> **PROBLEM REQUIREMENTS**: Identify each line holding the string "rank" and copy it.

> **RECORDS FOR THIS TASK**:

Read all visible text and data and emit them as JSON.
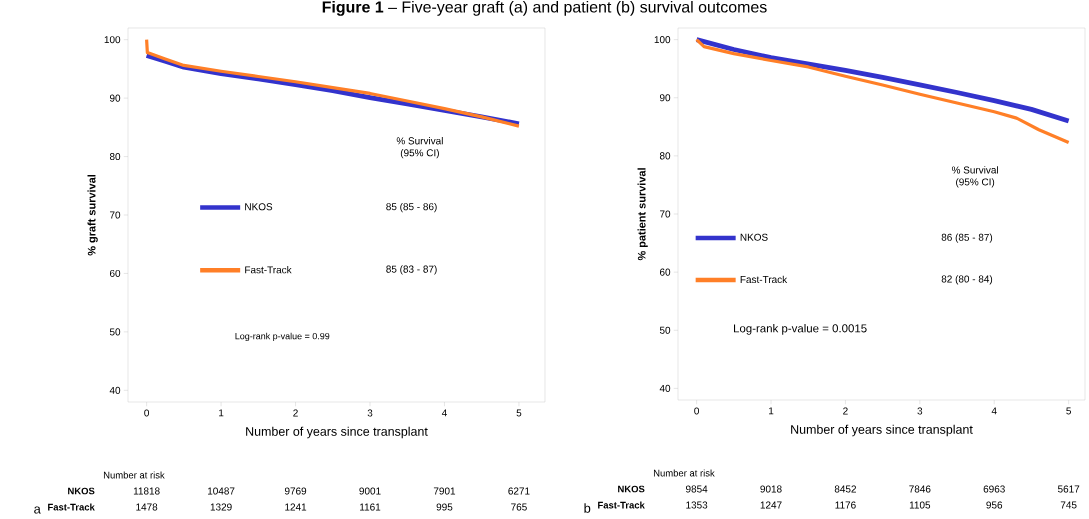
{
  "chart_data": [
    {
      "type": "line",
      "title": "**Figure 1** – Five-year graft (a) and patient (b) survival outcomes",
      "xlabel": "Number of years since transplant",
      "ylabel": "% graft survival",
      "xlim": [
        -0.25,
        5.35
      ],
      "ylim": [
        38,
        102
      ],
      "xticks": [
        0,
        1,
        2,
        3,
        4,
        5
      ],
      "yticks": [
        40,
        50,
        60,
        70,
        80,
        90,
        100
      ],
      "legend": "left",
      "series": [
        {
          "name": "NKOS",
          "color": "#3333cc",
          "x": [
            0,
            0.25,
            0.5,
            1,
            1.5,
            2,
            2.5,
            3,
            3.5,
            4,
            4.5,
            5
          ],
          "values": [
            97.3,
            96.3,
            95.3,
            94.2,
            93.3,
            92.3,
            91.3,
            90.1,
            89,
            87.9,
            86.8,
            85.6
          ]
        },
        {
          "name": "Fast-Track",
          "color": "#ff7f27",
          "x": [
            0,
            0.01,
            0.25,
            0.5,
            1,
            1.5,
            2,
            2.5,
            3,
            3.5,
            4,
            4.5,
            5
          ],
          "values": [
            100,
            97.8,
            96.7,
            95.6,
            94.6,
            93.7,
            92.8,
            91.8,
            90.8,
            89.5,
            88.2,
            86.8,
            85.2
          ]
        }
      ],
      "annotations": [
        "% Survival",
        "(95% CI)",
        "85 (85 - 86)",
        "85 (83 - 87)",
        "Log-rank p-value = 0.99",
        "Number at risk",
        "NKOS",
        "Fast-Track",
        "11818",
        "10487",
        "9769",
        "9001",
        "7901",
        "6271",
        "1478",
        "1329",
        "1241",
        "1161",
        "995",
        "765",
        "a"
      ]
    },
    {
      "type": "line",
      "xlabel": "Number of years since transplant",
      "ylabel": "% patient survival",
      "xlim": [
        -0.25,
        5.22
      ],
      "ylim": [
        38,
        102
      ],
      "xticks": [
        0,
        1,
        2,
        3,
        4,
        5
      ],
      "yticks": [
        40,
        50,
        60,
        70,
        80,
        90,
        100
      ],
      "legend": "left",
      "series": [
        {
          "name": "NKOS",
          "color": "#3333cc",
          "x": [
            0,
            0.5,
            1,
            1.5,
            2,
            2.5,
            3,
            3.5,
            4,
            4.5,
            5
          ],
          "values": [
            100,
            98.3,
            96.9,
            95.8,
            94.7,
            93.5,
            92.2,
            90.9,
            89.5,
            88,
            86
          ]
        },
        {
          "name": "Fast-Track",
          "color": "#ff7f27",
          "x": [
            0,
            0.1,
            0.5,
            1,
            1.5,
            2,
            2.5,
            3,
            3.5,
            4,
            4.3,
            4.6,
            5
          ],
          "values": [
            100,
            98.8,
            97.6,
            96.4,
            95.3,
            93.7,
            92.2,
            90.6,
            89.1,
            87.6,
            86.5,
            84.5,
            82.3
          ]
        }
      ],
      "annotations": [
        "% Survival",
        "(95% CI)",
        "86 (85 - 87)",
        "82 (80 - 84)",
        "Log-rank p-value = 0.0015",
        "Number at risk",
        "NKOS",
        "Fast-Track",
        "9854",
        "9018",
        "8452",
        "7846",
        "6963",
        "5617",
        "1353",
        "1247",
        "1176",
        "1105",
        "956",
        "745",
        "b"
      ]
    }
  ]
}
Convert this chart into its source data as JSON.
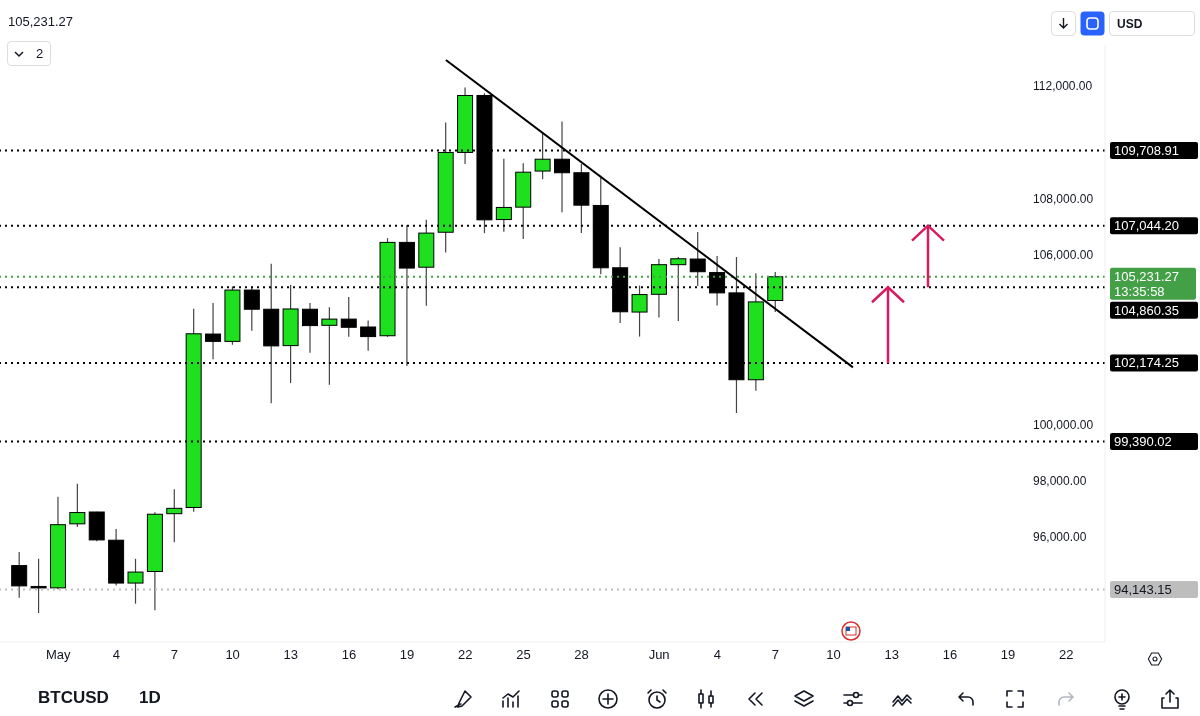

> **COMPLETE RESPONSE**:
        "Log-rank p-value = 0.99",
        "Log-rank p-value = 0.0015",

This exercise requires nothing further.